- _Problem description_:
Take every line that has the string "samenleving" and copy it out.

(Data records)
= = = = =
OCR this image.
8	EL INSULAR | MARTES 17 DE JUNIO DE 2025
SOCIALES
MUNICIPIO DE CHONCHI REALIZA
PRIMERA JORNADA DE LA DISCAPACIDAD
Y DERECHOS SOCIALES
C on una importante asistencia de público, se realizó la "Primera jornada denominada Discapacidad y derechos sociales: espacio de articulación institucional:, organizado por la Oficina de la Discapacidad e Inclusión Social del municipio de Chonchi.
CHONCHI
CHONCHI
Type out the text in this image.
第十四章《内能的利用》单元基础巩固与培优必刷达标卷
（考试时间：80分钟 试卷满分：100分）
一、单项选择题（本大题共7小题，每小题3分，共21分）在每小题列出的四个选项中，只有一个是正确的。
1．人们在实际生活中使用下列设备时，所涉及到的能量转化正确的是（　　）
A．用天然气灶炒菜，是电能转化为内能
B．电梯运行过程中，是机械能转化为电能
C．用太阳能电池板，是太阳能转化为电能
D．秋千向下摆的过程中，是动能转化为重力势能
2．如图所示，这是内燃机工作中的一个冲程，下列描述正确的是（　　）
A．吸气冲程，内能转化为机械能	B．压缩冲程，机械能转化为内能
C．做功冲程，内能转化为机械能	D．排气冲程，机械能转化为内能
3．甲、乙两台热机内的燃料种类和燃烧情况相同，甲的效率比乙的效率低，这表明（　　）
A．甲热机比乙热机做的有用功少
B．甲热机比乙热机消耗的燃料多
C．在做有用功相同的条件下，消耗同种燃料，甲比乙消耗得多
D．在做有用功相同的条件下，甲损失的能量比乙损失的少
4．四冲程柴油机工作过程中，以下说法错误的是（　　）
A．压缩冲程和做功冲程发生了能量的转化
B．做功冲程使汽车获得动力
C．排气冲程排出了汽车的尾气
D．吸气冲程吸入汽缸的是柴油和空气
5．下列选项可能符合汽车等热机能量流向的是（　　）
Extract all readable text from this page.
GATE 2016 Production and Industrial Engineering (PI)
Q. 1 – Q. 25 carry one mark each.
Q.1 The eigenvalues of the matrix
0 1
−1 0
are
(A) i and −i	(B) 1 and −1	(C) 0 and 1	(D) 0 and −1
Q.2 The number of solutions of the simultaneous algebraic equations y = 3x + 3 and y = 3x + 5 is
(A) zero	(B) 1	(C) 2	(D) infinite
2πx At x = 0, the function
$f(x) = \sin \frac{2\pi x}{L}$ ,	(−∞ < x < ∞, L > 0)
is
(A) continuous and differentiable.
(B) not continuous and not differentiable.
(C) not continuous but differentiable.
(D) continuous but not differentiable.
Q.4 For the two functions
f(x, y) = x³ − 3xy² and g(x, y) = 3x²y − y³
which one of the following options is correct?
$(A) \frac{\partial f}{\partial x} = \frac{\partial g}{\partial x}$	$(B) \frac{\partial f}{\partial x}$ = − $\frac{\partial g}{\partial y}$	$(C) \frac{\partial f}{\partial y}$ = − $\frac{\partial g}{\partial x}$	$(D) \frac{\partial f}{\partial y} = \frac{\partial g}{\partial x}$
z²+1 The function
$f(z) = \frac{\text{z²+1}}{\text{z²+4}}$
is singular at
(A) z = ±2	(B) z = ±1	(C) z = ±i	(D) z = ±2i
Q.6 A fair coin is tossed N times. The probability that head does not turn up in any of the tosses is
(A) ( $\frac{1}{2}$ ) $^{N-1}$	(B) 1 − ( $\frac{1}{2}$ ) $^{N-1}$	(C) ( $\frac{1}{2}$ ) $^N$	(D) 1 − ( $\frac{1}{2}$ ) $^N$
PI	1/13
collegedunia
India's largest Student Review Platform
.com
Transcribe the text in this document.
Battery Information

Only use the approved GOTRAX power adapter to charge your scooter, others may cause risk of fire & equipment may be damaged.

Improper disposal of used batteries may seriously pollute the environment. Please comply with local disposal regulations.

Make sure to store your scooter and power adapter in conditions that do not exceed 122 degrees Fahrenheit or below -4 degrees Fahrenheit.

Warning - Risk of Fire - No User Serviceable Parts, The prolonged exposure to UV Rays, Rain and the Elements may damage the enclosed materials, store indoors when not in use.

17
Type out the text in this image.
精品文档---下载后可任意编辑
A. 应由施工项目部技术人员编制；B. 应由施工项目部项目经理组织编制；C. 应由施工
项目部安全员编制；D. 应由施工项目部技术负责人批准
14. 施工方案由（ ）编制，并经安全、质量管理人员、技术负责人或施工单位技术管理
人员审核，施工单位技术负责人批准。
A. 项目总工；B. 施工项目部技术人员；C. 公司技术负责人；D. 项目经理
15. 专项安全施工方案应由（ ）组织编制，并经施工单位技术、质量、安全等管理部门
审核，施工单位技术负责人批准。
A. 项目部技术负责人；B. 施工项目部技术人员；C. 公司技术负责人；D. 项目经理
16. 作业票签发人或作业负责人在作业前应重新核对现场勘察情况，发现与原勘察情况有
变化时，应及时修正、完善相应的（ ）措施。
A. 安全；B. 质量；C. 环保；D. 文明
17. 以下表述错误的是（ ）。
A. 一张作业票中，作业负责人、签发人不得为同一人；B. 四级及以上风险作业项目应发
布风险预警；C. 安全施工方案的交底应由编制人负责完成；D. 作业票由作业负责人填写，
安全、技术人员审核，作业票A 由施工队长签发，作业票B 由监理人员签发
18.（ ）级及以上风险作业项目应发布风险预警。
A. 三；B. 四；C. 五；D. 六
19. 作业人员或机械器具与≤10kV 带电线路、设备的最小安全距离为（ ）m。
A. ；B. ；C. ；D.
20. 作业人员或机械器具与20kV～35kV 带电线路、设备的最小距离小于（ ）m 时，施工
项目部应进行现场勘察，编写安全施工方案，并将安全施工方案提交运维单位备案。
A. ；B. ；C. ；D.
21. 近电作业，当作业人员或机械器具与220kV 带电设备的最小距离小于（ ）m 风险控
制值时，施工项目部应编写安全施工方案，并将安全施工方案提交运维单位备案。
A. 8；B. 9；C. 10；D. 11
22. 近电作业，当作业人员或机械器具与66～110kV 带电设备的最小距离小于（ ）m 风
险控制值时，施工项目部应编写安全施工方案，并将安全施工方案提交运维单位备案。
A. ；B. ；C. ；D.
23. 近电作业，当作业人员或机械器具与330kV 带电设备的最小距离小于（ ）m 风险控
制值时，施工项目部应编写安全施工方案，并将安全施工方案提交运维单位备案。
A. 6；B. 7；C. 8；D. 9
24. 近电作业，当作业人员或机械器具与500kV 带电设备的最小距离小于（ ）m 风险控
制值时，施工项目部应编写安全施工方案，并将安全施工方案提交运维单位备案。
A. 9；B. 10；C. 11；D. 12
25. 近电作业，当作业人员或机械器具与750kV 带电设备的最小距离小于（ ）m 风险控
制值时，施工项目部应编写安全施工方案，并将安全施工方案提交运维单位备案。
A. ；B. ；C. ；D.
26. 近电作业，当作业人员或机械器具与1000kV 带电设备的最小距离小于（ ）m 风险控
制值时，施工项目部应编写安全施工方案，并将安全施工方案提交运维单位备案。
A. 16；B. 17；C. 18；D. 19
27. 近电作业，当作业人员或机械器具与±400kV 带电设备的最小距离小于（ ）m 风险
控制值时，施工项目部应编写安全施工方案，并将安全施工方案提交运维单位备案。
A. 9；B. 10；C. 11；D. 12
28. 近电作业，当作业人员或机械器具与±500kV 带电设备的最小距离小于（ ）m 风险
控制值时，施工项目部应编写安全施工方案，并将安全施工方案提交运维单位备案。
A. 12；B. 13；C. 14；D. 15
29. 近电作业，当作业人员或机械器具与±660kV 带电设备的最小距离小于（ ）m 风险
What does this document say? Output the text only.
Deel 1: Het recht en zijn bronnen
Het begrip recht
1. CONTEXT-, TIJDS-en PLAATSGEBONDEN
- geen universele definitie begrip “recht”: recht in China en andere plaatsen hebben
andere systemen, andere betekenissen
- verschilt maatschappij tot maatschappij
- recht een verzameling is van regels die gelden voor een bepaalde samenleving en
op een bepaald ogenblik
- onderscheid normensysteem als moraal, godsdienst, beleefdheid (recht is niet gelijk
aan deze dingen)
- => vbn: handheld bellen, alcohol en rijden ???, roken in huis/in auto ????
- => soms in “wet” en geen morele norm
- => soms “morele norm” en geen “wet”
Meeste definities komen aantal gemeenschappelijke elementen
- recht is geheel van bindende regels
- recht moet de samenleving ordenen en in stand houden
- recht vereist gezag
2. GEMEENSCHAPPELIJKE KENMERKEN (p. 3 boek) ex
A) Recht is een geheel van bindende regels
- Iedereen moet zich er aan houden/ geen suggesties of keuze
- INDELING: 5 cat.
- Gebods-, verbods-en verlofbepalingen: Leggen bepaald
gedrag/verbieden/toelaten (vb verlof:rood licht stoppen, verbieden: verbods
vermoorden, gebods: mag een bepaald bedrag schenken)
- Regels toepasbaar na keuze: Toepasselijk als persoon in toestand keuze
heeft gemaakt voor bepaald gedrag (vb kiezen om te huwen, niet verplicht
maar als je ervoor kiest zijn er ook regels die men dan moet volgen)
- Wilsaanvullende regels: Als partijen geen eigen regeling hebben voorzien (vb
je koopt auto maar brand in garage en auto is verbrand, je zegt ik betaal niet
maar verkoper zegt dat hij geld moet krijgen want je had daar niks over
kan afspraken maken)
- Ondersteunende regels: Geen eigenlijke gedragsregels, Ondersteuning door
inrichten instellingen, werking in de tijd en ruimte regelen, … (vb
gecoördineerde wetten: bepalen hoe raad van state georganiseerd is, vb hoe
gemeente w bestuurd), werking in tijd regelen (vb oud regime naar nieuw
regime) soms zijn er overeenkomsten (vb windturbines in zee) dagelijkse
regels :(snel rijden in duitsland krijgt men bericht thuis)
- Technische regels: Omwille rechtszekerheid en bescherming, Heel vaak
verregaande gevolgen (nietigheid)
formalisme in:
= = = = =
- _Task output_:
- recht een verzameling is van regels die gelden voor een bepaalde samenleving en
- recht moet de samenleving ordenen en in stand houden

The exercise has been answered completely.